Job: Write out every record below exactly as it appears.

Stored items from a collection
┌────────

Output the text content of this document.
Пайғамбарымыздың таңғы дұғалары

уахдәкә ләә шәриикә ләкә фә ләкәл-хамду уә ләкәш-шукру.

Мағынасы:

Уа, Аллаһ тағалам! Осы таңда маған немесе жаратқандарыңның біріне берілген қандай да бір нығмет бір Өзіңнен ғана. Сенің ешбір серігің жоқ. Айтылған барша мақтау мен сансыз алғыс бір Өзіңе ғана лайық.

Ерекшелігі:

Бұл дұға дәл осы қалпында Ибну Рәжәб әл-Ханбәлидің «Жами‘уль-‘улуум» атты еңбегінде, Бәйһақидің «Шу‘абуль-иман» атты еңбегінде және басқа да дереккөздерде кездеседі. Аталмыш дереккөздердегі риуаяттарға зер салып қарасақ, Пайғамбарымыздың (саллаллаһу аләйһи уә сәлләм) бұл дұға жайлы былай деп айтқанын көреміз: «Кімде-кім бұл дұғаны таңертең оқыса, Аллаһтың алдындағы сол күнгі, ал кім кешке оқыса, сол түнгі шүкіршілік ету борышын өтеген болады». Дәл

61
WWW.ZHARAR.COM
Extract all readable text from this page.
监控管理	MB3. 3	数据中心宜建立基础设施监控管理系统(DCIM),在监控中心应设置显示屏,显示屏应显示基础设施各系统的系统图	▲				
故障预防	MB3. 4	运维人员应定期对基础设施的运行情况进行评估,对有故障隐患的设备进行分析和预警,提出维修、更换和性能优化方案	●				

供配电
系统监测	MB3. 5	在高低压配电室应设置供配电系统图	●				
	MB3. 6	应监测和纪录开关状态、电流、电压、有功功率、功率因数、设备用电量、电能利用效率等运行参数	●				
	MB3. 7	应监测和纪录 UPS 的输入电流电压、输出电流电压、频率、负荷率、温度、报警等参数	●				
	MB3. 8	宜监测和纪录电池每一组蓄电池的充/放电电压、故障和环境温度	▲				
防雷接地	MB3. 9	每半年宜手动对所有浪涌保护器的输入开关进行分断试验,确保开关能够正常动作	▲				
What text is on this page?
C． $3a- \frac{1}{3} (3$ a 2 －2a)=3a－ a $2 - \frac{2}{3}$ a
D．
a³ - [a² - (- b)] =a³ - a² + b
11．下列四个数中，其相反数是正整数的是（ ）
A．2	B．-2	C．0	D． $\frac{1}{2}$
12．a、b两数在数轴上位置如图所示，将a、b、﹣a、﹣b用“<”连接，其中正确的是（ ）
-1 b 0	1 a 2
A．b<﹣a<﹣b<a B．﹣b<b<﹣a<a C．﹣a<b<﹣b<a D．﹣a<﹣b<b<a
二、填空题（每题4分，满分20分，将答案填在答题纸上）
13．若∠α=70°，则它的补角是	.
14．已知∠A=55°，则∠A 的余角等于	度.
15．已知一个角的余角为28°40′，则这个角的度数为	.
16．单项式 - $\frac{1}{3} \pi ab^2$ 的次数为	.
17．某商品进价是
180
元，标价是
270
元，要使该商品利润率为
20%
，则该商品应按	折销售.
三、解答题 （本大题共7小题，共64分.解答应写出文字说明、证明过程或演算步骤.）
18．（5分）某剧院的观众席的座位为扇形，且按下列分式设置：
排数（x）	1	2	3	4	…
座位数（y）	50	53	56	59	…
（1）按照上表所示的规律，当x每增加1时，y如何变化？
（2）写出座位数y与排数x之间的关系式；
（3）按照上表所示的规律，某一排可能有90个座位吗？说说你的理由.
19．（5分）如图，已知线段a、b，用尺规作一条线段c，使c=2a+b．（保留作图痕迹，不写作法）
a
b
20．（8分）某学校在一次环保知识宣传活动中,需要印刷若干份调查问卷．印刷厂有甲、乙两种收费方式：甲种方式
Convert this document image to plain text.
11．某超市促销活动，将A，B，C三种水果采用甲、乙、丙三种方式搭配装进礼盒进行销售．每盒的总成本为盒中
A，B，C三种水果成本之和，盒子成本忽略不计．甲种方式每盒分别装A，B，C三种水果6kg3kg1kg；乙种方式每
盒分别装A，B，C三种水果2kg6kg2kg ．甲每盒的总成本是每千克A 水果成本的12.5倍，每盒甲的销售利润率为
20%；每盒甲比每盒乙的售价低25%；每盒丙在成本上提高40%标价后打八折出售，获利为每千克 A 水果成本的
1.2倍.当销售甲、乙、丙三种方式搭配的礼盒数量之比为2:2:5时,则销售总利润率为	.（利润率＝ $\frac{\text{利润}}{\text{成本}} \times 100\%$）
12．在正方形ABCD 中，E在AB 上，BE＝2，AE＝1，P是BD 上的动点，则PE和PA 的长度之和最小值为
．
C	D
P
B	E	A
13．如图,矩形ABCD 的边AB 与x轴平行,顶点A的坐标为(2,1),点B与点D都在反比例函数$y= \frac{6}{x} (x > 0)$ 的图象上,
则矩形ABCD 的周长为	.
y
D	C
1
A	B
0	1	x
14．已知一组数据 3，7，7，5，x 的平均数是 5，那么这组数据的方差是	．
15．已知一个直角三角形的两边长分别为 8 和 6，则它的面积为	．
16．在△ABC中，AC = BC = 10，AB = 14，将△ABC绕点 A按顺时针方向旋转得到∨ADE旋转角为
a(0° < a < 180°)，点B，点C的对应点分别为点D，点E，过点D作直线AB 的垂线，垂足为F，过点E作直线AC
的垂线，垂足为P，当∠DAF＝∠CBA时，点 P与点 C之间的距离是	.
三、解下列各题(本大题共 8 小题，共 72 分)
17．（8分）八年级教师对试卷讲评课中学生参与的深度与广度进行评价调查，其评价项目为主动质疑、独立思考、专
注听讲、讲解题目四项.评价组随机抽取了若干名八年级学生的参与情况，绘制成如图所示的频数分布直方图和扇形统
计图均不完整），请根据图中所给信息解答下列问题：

└────────

Finished exercise:
Output the text content of this document.
Пайғамбарымыздың таңғы дұғалары

уахдәкә ләә шәриикә ләкә фә ләкәл-хамду уә ләкәш-шукру.

Мағынасы:

Уа, Аллаһ тағалам! Осы таңда маған немесе жаратқандарыңның біріне берілген қандай да бір нығмет бір Өзіңнен ғана. Сенің ешбір серігің жоқ. Айтылған барша мақтау мен сансыз алғыс бір Өзіңе ғана лайық.

Ерекшелігі:

Бұл дұға дәл осы қалпында Ибну Рәжәб әл-Ханбәлидің «Жами‘уль-‘улуум» атты еңбегінде, Бәйһақидің «Шу‘абуль-иман» атты еңбегінде және басқа да дереккөздерде кездеседі. Аталмыш дереккөздердегі риуаяттарға зер салып қарасақ, Пайғамбарымыздың (саллаллаһу аләйһи уә сәлләм) бұл дұға жайлы былай деп айтқанын көреміз: «Кімде-кім бұл дұғаны таңертең оқыса, Аллаһтың алдындағы сол күнгі, ал кім кешке оқыса, сол түнгі шүкіршілік ету борышын өтеген болады». Дәл

61
WWW.ZHARAR.COM
Extract all readable text from this page.
监控管理	MB3. 3	数据中心宜建立基础设施监控管理系统(DCIM),在监控中心应设置显示屏,显示屏应显示基础设施各系统的系统图	▲				
故障预防	MB3. 4	运维人员应定期对基础设施的运行情况进行评估,对有故障隐患的设备进行分析和预警,提出维修、更换和性能优化方案	●				

供配电
系统监测	MB3. 5	在高低压配电室应设置供配电系统图	●				
	MB3. 6	应监测和纪录开关状态、电流、电压、有功功率、功率因数、设备用电量、电能利用效率等运行参数	●				
	MB3. 7	应监测和纪录 UPS 的输入电流电压、输出电流电压、频率、负荷率、温度、报警等参数	●				
	MB3. 8	宜监测和纪录电池每一组蓄电池的充/放电电压、故障和环境温度	▲				
防雷接地	MB3. 9	每半年宜手动对所有浪涌保护器的输入开关进行分断试验,确保开关能够正常动作	▲				
What text is on this page?
C． $3a- \frac{1}{3} (3$ a 2 －2a)=3a－ a $2 - \frac{2}{3}$ a
D．
a³ - [a² - (- b)] =a³ - a² + b
11．下列四个数中，其相反数是正整数的是（ ）
A．2	B．-2	C．0	D． $\frac{1}{2}$
12．a、b两数在数轴上位置如图所示，将a、b、﹣a、﹣b用“<”连接，其中正确的是（ ）
-1 b 0	1 a 2
A．b<﹣a<﹣b<a B．﹣b<b<﹣a<a C．﹣a<b<﹣b<a D．﹣a<﹣b<b<a
二、填空题（每题4分，满分20分，将答案填在答题纸上）
13．若∠α=70°，则它的补角是	.
14．已知∠A=55°，则∠A 的余角等于	度.
15．已知一个角的余角为28°40′，则这个角的度数为	.
16．单项式 - $\frac{1}{3} \pi ab^2$ 的次数为	.
17．某商品进价是
180
元，标价是
270
元，要使该商品利润率为
20%
，则该商品应按	折销售.
三、解答题 （本大题共7小题，共64分.解答应写出文字说明、证明过程或演算步骤.）
18．（5分）某剧院的观众席的座位为扇形，且按下列分式设置：
排数（x）	1	2	3	4	…
座位数（y）	50	53	56	59	…
（1）按照上表所示的规律，当x每增加1时，y如何变化？
（2）写出座位数y与排数x之间的关系式；
（3）按照上表所示的规律，某一排可能有90个座位吗？说说你的理由.
19．（5分）如图，已知线段a、b，用尺规作一条线段c，使c=2a+b．（保留作图痕迹，不写作法）
a
b
20．（8分）某学校在一次环保知识宣传活动中,需要印刷若干份调查问卷．印刷厂有甲、乙两种收费方式：甲种方式
Convert this document image to plain text.
11．某超市促销活动，将A，B，C三种水果采用甲、乙、丙三种方式搭配装进礼盒进行销售．每盒的总成本为盒中
A，B，C三种水果成本之和，盒子成本忽略不计．甲种方式每盒分别装A，B，C三种水果6kg3kg1kg；乙种方式每
盒分别装A，B，C三种水果2kg6kg2kg ．甲每盒的总成本是每千克A 水果成本的12.5倍，每盒甲的销售利润率为
20%；每盒甲比每盒乙的售价低25%；每盒丙在成本上提高40%标价后打八折出售，获利为每千克 A 水果成本的
1.2倍.当销售甲、乙、丙三种方式搭配的礼盒数量之比为2:2:5时,则销售总利润率为	.（利润率＝ $\frac{\text{利润}}{\text{成本}} \times 100\%$）
12．在正方形ABCD 中，E在AB 上，BE＝2，AE＝1，P是BD 上的动点，则PE和PA 的长度之和最小值为
．
C	D
P
B	E	A
13．如图,矩形ABCD 的边AB 与x轴平行,顶点A的坐标为(2,1),点B与点D都在反比例函数$y= \frac{6}{x} (x > 0)$ 的图象上,
则矩形ABCD 的周长为	.
y
D	C
1
A	B
0	1	x
14．已知一组数据 3，7，7，5，x 的平均数是 5，那么这组数据的方差是	．
15．已知一个直角三角形的两边长分别为 8 和 6，则它的面积为	．
16．在△ABC中，AC = BC = 10，AB = 14，将△ABC绕点 A按顺时针方向旋转得到∨ADE旋转角为
a(0° < a < 180°)，点B，点C的对应点分别为点D，点E，过点D作直线AB 的垂线，垂足为F，过点E作直线AC
的垂线，垂足为P，当∠DAF＝∠CBA时，点 P与点 C之间的距离是	.
三、解下列各题(本大题共 8 小题，共 72 分)
17．（8分）八年级教师对试卷讲评课中学生参与的深度与广度进行评价调查，其评价项目为主动质疑、独立思考、专
注听讲、讲解题目四项.评价组随机抽取了若干名八年级学生的参与情况，绘制成如图所示的频数分布直方图和扇形统
计图均不完整），请根据图中所给信息解答下列问题：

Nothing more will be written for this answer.